Only lines holding the string "пункта" are wanted; copy each one from the material.

Provided data:
::::::::

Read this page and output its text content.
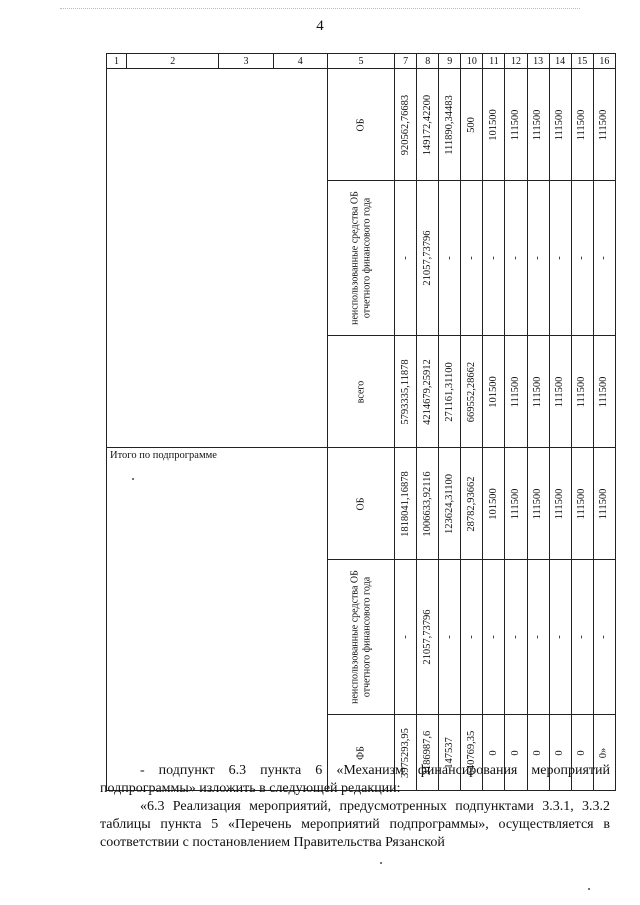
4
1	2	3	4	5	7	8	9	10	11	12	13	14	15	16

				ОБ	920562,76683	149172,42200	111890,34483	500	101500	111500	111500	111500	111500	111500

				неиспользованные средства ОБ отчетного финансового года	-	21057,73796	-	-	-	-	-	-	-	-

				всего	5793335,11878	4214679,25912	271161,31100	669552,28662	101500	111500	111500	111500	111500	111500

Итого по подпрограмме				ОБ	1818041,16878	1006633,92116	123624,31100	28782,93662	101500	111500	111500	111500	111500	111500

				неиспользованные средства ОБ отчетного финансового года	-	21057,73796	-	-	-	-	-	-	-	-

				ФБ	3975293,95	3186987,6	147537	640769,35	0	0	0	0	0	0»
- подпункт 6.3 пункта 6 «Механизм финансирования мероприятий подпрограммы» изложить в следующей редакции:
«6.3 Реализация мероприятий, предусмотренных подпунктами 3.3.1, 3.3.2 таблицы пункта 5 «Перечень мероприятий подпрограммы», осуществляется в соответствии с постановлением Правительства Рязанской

::::::::

Solution to this task:
- подпункт 6.3 пункта 6 «Механизм финансирования мероприятий подпрограммы» изложить в следующей редакции:
«6.3 Реализация мероприятий, предусмотренных подпунктами 3.3.1, 3.3.2 таблицы пункта 5 «Перечень мероприятий подпрограммы», осуществляется в соответствии с постановлением Правительства Рязанской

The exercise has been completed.